GIVEN ENTRIES.
- - -

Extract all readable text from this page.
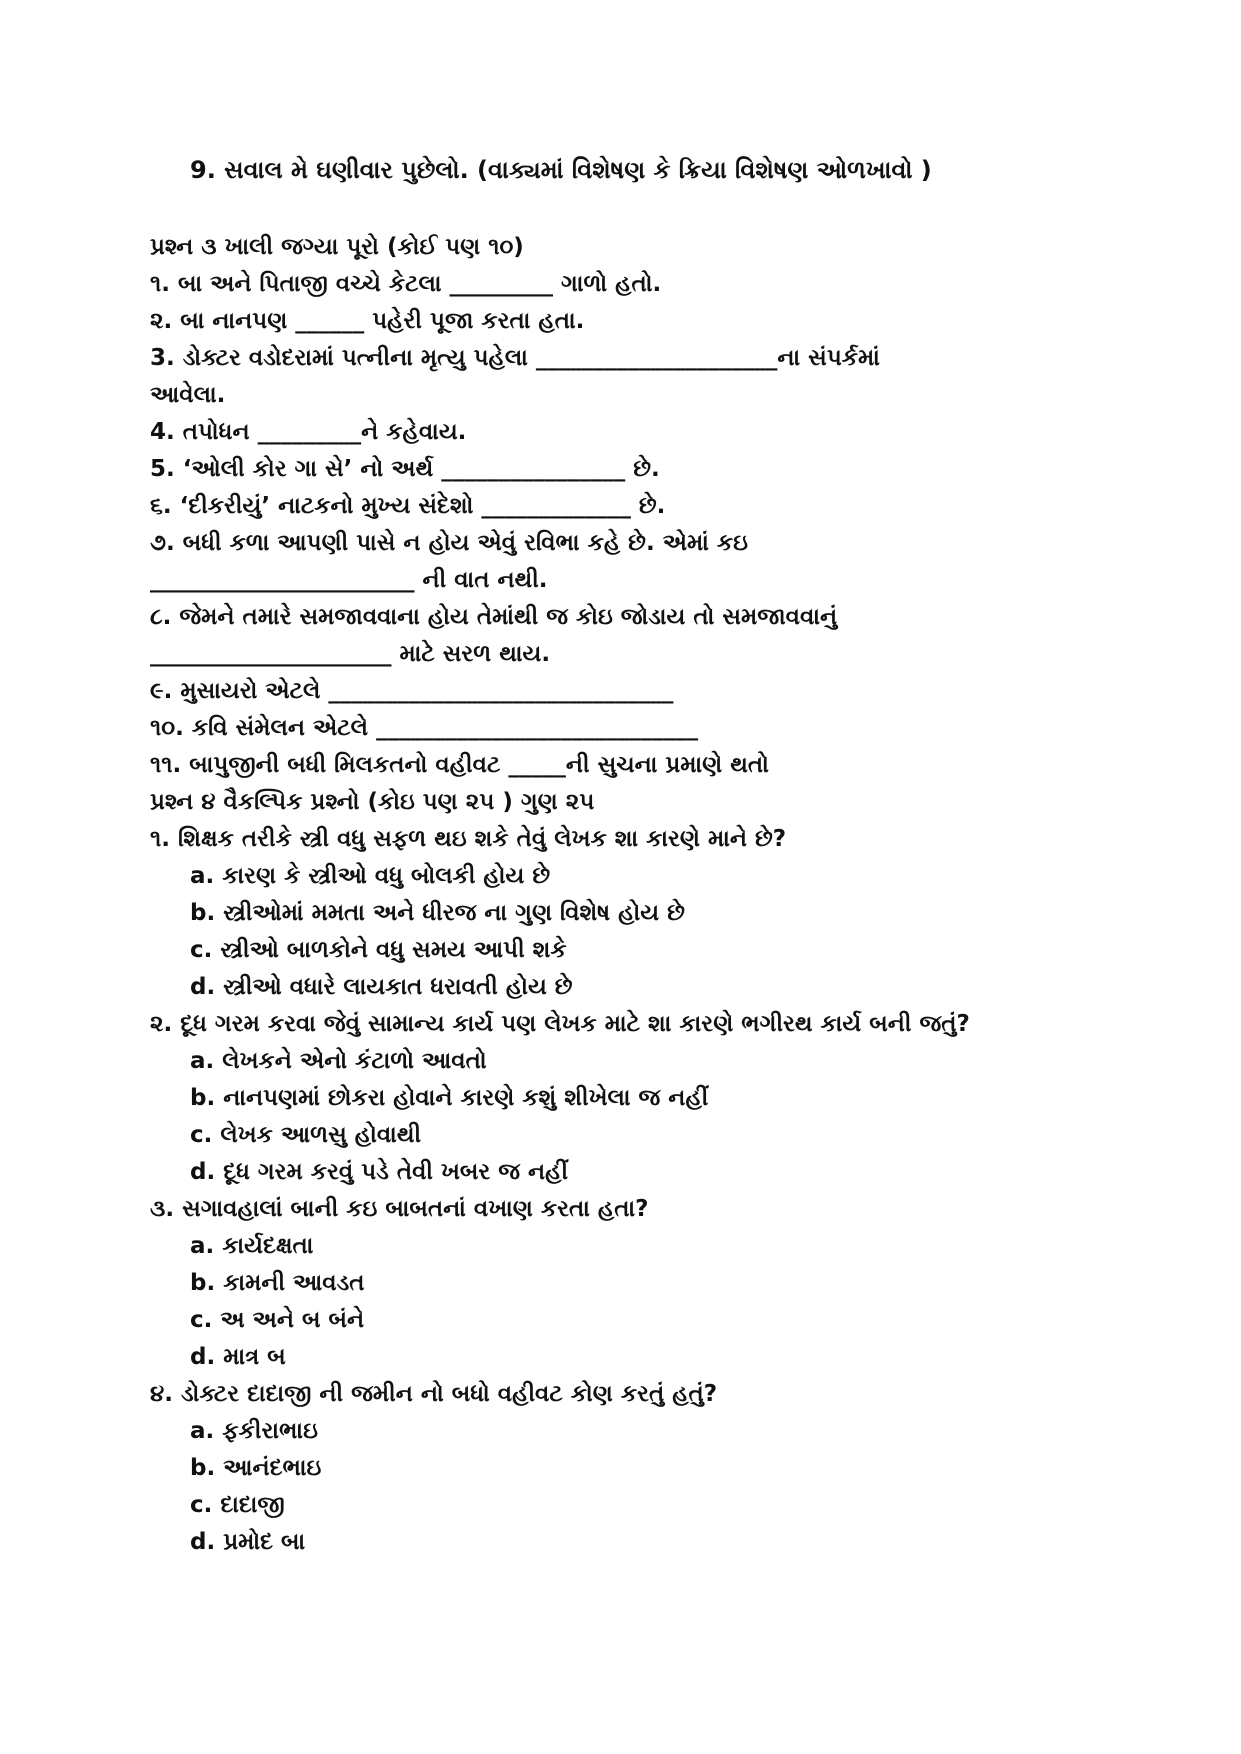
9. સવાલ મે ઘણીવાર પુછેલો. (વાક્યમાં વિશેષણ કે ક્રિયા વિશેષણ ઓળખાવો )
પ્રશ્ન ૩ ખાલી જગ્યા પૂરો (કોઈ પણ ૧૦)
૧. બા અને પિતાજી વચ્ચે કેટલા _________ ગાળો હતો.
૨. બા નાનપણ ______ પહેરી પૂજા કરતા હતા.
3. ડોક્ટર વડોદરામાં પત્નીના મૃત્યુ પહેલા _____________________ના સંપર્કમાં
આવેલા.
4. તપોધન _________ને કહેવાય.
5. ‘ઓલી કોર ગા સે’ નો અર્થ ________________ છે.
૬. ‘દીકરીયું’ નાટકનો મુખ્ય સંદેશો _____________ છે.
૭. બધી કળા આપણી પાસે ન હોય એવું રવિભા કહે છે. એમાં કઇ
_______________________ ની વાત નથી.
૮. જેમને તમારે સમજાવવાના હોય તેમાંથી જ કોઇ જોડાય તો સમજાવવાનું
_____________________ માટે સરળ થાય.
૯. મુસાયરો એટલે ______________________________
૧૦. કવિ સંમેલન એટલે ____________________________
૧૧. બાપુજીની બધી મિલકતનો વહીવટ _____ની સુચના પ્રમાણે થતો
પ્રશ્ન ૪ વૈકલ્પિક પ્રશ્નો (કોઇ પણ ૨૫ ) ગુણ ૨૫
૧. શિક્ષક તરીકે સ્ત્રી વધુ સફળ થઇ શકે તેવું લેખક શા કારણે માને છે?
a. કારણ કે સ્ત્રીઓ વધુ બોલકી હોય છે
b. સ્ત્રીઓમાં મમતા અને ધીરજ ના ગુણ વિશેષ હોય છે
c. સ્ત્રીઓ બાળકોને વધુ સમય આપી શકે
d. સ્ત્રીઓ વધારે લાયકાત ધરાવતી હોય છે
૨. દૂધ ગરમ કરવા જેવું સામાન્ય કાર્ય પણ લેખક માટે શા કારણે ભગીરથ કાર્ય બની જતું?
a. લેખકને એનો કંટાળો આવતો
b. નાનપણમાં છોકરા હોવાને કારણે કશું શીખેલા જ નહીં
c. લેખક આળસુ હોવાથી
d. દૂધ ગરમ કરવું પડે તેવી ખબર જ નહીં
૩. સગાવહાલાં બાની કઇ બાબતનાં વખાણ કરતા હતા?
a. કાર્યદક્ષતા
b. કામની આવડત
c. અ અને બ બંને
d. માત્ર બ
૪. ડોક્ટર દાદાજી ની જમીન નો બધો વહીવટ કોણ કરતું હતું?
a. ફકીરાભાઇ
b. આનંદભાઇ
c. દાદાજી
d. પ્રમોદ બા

- - -

WHAT THE EXERCISE ASKS.
Transcribe the preceding listing in its entirety and with exact wording, leaving out pictures.

EXERCISE ANSWER.
Extract all readable text from this page.
9. સવાલ મે ઘણીવાર પુછેલો. (વાક્યમાં વિશેષણ કે ક્રિયા વિશેષણ ઓળખાવો )
પ્રશ્ન ૩ ખાલી જગ્યા પૂરો (કોઈ પણ ૧૦)
૧. બા અને પિતાજી વચ્ચે કેટલા _________ ગાળો હતો.
૨. બા નાનપણ ______ પહેરી પૂજા કરતા હતા.
3. ડોક્ટર વડોદરામાં પત્નીના મૃત્યુ પહેલા _____________________ના સંપર્કમાં
આવેલા.
4. તપોધન _________ને કહેવાય.
5. ‘ઓલી કોર ગા સે’ નો અર્થ ________________ છે.
૬. ‘દીકરીયું’ નાટકનો મુખ્ય સંદેશો _____________ છે.
૭. બધી કળા આપણી પાસે ન હોય એવું રવિભા કહે છે. એમાં કઇ
_______________________ ની વાત નથી.
૮. જેમને તમારે સમજાવવાના હોય તેમાંથી જ કોઇ જોડાય તો સમજાવવાનું
_____________________ માટે સરળ થાય.
૯. મુસાયરો એટલે ______________________________
૧૦. કવિ સંમેલન એટલે ____________________________
૧૧. બાપુજીની બધી મિલકતનો વહીવટ _____ની સુચના પ્રમાણે થતો
પ્રશ્ન ૪ વૈકલ્પિક પ્રશ્નો (કોઇ પણ ૨૫ ) ગુણ ૨૫
૧. શિક્ષક તરીકે સ્ત્રી વધુ સફળ થઇ શકે તેવું લેખક શા કારણે માને છે?
a. કારણ કે સ્ત્રીઓ વધુ બોલકી હોય છે
b. સ્ત્રીઓમાં મમતા અને ધીરજ ના ગુણ વિશેષ હોય છે
c. સ્ત્રીઓ બાળકોને વધુ સમય આપી શકે
d. સ્ત્રીઓ વધારે લાયકાત ધરાવતી હોય છે
૨. દૂધ ગરમ કરવા જેવું સામાન્ય કાર્ય પણ લેખક માટે શા કારણે ભગીરથ કાર્ય બની જતું?
a. લેખકને એનો કંટાળો આવતો
b. નાનપણમાં છોકરા હોવાને કારણે કશું શીખેલા જ નહીં
c. લેખક આળસુ હોવાથી
d. દૂધ ગરમ કરવું પડે તેવી ખબર જ નહીં
૩. સગાવહાલાં બાની કઇ બાબતનાં વખાણ કરતા હતા?
a. કાર્યદક્ષતા
b. કામની આવડત
c. અ અને બ બંને
d. માત્ર બ
૪. ડોક્ટર દાદાજી ની જમીન નો બધો વહીવટ કોણ કરતું હતું?
a. ફકીરાભાઇ
b. આનંદભાઇ
c. દાદાજી
d. પ્રમોદ બા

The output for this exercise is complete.